GOAL:
Pick out and copy every line below that has the word "only".

INFORMATION GIVEN:

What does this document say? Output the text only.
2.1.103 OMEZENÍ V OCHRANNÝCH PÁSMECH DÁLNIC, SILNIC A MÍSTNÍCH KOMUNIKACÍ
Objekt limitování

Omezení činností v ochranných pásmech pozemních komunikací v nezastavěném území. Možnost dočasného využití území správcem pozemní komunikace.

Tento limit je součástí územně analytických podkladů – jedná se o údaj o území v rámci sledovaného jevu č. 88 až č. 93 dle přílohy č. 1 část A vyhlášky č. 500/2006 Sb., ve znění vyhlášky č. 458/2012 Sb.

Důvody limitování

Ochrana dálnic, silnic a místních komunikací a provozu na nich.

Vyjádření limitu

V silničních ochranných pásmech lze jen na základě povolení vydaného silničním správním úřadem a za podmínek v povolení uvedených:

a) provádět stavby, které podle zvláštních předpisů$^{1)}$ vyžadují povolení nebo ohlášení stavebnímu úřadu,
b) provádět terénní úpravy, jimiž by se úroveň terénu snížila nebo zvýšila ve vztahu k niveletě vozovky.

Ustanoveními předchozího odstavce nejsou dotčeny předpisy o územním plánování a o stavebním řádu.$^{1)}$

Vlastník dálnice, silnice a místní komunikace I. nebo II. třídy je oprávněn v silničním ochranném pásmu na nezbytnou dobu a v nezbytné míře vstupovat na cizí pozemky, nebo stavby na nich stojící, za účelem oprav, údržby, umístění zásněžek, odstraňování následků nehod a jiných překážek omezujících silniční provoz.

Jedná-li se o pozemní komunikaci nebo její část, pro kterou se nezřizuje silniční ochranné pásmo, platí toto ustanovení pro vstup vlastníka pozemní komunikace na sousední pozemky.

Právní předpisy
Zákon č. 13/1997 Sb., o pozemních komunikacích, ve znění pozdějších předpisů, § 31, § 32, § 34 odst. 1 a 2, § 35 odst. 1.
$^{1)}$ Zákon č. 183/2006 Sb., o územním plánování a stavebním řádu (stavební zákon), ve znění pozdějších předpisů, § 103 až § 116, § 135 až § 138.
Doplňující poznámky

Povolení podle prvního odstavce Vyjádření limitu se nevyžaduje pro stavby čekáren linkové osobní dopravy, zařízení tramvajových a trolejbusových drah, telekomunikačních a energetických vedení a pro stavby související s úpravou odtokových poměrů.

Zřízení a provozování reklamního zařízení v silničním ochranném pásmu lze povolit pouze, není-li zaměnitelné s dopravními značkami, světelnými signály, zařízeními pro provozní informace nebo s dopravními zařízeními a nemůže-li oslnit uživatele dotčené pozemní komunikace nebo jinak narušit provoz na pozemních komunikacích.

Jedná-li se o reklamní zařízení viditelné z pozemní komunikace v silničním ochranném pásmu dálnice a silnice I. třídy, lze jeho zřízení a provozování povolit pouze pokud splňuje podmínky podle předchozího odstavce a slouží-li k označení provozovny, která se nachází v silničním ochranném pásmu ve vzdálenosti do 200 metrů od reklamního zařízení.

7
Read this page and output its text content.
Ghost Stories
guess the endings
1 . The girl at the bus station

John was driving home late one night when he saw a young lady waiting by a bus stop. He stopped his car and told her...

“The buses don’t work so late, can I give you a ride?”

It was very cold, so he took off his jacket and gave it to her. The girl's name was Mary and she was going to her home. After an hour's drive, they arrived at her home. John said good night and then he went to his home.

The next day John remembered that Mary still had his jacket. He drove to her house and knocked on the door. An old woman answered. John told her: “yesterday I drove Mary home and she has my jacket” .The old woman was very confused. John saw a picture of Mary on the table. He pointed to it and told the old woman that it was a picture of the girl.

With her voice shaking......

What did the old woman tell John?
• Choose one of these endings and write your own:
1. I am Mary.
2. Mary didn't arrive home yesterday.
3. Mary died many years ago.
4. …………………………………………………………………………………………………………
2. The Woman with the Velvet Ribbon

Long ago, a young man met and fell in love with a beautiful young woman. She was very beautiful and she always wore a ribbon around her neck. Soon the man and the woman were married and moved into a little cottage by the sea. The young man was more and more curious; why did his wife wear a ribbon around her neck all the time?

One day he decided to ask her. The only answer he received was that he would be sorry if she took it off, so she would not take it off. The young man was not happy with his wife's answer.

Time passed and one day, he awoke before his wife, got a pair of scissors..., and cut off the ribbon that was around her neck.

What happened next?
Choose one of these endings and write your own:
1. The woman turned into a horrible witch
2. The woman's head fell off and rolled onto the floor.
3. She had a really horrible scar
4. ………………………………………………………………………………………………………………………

WRITTEN SOLUTION:
What does this document say? Output the text only.
One day he decided to ask her. The only answer he received was that he would be sorry if she took it off, so she would not take it off. The young man was not happy with his wife's answer.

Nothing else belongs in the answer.